═════ Recorded information

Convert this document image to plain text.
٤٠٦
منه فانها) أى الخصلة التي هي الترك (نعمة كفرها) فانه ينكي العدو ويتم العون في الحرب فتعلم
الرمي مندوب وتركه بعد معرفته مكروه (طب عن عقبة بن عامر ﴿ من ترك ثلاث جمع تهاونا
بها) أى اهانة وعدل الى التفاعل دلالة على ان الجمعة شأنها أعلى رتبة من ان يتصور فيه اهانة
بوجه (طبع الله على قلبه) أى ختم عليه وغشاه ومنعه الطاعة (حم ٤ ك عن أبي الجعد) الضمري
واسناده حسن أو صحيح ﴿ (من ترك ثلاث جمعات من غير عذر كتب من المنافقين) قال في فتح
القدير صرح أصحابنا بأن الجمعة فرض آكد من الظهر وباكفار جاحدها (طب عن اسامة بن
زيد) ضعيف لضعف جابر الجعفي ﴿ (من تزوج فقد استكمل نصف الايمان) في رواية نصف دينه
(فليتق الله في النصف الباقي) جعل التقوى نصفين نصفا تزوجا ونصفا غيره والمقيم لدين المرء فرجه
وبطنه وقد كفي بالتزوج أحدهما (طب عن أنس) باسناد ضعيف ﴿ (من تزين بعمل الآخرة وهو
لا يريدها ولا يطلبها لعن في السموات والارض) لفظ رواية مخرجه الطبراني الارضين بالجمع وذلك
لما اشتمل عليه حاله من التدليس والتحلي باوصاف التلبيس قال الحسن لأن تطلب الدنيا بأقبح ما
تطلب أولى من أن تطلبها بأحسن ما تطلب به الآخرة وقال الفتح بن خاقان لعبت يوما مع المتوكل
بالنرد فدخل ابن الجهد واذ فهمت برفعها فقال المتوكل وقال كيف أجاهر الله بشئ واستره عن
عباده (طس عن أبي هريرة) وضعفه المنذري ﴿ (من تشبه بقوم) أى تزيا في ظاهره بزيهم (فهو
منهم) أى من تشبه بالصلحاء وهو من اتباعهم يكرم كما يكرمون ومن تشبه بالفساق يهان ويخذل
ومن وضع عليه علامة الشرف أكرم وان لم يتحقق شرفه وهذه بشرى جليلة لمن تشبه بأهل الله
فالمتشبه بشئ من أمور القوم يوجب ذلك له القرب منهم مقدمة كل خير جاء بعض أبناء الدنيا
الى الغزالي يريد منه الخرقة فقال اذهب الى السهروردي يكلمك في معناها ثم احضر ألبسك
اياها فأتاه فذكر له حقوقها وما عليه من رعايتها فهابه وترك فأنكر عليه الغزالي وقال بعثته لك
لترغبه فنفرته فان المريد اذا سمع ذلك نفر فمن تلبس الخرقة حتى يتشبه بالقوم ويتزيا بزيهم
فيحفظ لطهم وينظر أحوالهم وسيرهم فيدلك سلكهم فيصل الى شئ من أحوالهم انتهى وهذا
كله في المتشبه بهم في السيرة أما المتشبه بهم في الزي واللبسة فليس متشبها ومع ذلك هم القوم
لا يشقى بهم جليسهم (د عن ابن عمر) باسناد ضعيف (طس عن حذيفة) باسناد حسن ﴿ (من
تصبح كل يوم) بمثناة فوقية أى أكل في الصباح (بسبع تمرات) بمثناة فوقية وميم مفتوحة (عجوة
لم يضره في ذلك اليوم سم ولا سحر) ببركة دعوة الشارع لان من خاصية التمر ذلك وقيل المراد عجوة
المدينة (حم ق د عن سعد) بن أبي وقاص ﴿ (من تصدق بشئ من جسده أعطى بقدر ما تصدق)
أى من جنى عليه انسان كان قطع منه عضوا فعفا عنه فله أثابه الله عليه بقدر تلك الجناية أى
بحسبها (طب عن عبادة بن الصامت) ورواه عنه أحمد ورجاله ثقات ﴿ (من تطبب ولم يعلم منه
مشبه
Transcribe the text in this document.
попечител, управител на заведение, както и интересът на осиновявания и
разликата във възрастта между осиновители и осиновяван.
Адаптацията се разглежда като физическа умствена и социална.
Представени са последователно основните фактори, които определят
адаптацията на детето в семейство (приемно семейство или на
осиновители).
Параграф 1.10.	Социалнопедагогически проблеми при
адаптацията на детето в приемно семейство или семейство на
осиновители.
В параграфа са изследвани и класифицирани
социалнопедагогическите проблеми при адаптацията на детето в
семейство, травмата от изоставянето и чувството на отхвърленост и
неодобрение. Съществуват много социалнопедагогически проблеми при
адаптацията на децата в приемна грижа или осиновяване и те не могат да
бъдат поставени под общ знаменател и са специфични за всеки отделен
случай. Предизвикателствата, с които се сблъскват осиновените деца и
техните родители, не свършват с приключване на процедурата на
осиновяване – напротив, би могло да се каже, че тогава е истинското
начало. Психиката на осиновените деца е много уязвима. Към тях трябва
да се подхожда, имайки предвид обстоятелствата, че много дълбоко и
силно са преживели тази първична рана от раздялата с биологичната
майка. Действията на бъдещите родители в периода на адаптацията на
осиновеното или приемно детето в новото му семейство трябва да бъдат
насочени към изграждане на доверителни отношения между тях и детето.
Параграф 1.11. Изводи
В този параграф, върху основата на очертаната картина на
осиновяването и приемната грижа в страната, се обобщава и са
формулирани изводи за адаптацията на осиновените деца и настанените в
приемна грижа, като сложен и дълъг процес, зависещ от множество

══════════

• **Given exercise**:
Above are the records; copy all of them exactly.

• **Solution**:
Convert this document image to plain text.
٤٠٦
منه فانها) أى الخصلة التي هي الترك (نعمة كفرها) فانه ينكي العدو ويتم العون في الحرب فتعلم
الرمي مندوب وتركه بعد معرفته مكروه (طب عن عقبة بن عامر ﴿ من ترك ثلاث جمع تهاونا
بها) أى اهانة وعدل الى التفاعل دلالة على ان الجمعة شأنها أعلى رتبة من ان يتصور فيه اهانة
بوجه (طبع الله على قلبه) أى ختم عليه وغشاه ومنعه الطاعة (حم ٤ ك عن أبي الجعد) الضمري
واسناده حسن أو صحيح ﴿ (من ترك ثلاث جمعات من غير عذر كتب من المنافقين) قال في فتح
القدير صرح أصحابنا بأن الجمعة فرض آكد من الظهر وباكفار جاحدها (طب عن اسامة بن
زيد) ضعيف لضعف جابر الجعفي ﴿ (من تزوج فقد استكمل نصف الايمان) في رواية نصف دينه
(فليتق الله في النصف الباقي) جعل التقوى نصفين نصفا تزوجا ونصفا غيره والمقيم لدين المرء فرجه
وبطنه وقد كفي بالتزوج أحدهما (طب عن أنس) باسناد ضعيف ﴿ (من تزين بعمل الآخرة وهو
لا يريدها ولا يطلبها لعن في السموات والارض) لفظ رواية مخرجه الطبراني الارضين بالجمع وذلك
لما اشتمل عليه حاله من التدليس والتحلي باوصاف التلبيس قال الحسن لأن تطلب الدنيا بأقبح ما
تطلب أولى من أن تطلبها بأحسن ما تطلب به الآخرة وقال الفتح بن خاقان لعبت يوما مع المتوكل
بالنرد فدخل ابن الجهد واذ فهمت برفعها فقال المتوكل وقال كيف أجاهر الله بشئ واستره عن
عباده (طس عن أبي هريرة) وضعفه المنذري ﴿ (من تشبه بقوم) أى تزيا في ظاهره بزيهم (فهو
منهم) أى من تشبه بالصلحاء وهو من اتباعهم يكرم كما يكرمون ومن تشبه بالفساق يهان ويخذل
ومن وضع عليه علامة الشرف أكرم وان لم يتحقق شرفه وهذه بشرى جليلة لمن تشبه بأهل الله
فالمتشبه بشئ من أمور القوم يوجب ذلك له القرب منهم مقدمة كل خير جاء بعض أبناء الدنيا
الى الغزالي يريد منه الخرقة فقال اذهب الى السهروردي يكلمك في معناها ثم احضر ألبسك
اياها فأتاه فذكر له حقوقها وما عليه من رعايتها فهابه وترك فأنكر عليه الغزالي وقال بعثته لك
لترغبه فنفرته فان المريد اذا سمع ذلك نفر فمن تلبس الخرقة حتى يتشبه بالقوم ويتزيا بزيهم
فيحفظ لطهم وينظر أحوالهم وسيرهم فيدلك سلكهم فيصل الى شئ من أحوالهم انتهى وهذا
كله في المتشبه بهم في السيرة أما المتشبه بهم في الزي واللبسة فليس متشبها ومع ذلك هم القوم
لا يشقى بهم جليسهم (د عن ابن عمر) باسناد ضعيف (طس عن حذيفة) باسناد حسن ﴿ (من
تصبح كل يوم) بمثناة فوقية أى أكل في الصباح (بسبع تمرات) بمثناة فوقية وميم مفتوحة (عجوة
لم يضره في ذلك اليوم سم ولا سحر) ببركة دعوة الشارع لان من خاصية التمر ذلك وقيل المراد عجوة
المدينة (حم ق د عن سعد) بن أبي وقاص ﴿ (من تصدق بشئ من جسده أعطى بقدر ما تصدق)
أى من جنى عليه انسان كان قطع منه عضوا فعفا عنه فله أثابه الله عليه بقدر تلك الجناية أى
بحسبها (طب عن عبادة بن الصامت) ورواه عنه أحمد ورجاله ثقات ﴿ (من تطبب ولم يعلم منه
مشبه
Transcribe the text in this document.
попечител, управител на заведение, както и интересът на осиновявания и
разликата във възрастта между осиновители и осиновяван.
Адаптацията се разглежда като физическа умствена и социална.
Представени са последователно основните фактори, които определят
адаптацията на детето в семейство (приемно семейство или на
осиновители).
Параграф 1.10.	Социалнопедагогически проблеми при
адаптацията на детето в приемно семейство или семейство на
осиновители.
В параграфа са изследвани и класифицирани
социалнопедагогическите проблеми при адаптацията на детето в
семейство, травмата от изоставянето и чувството на отхвърленост и
неодобрение. Съществуват много социалнопедагогически проблеми при
адаптацията на децата в приемна грижа или осиновяване и те не могат да
бъдат поставени под общ знаменател и са специфични за всеки отделен
случай. Предизвикателствата, с които се сблъскват осиновените деца и
техните родители, не свършват с приключване на процедурата на
осиновяване – напротив, би могло да се каже, че тогава е истинското
начало. Психиката на осиновените деца е много уязвима. Към тях трябва
да се подхожда, имайки предвид обстоятелствата, че много дълбоко и
силно са преживели тази първична рана от раздялата с биологичната
майка. Действията на бъдещите родители в периода на адаптацията на
осиновеното или приемно детето в новото му семейство трябва да бъдат
насочени към изграждане на доверителни отношения между тях и детето.
Параграф 1.11. Изводи
В този параграф, върху основата на очертаната картина на
осиновяването и приемната грижа в страната, се обобщава и са
формулирани изводи за адаптацията на осиновените деца и настанените в
приемна грижа, като сложен и дълъг процес, зависещ от множество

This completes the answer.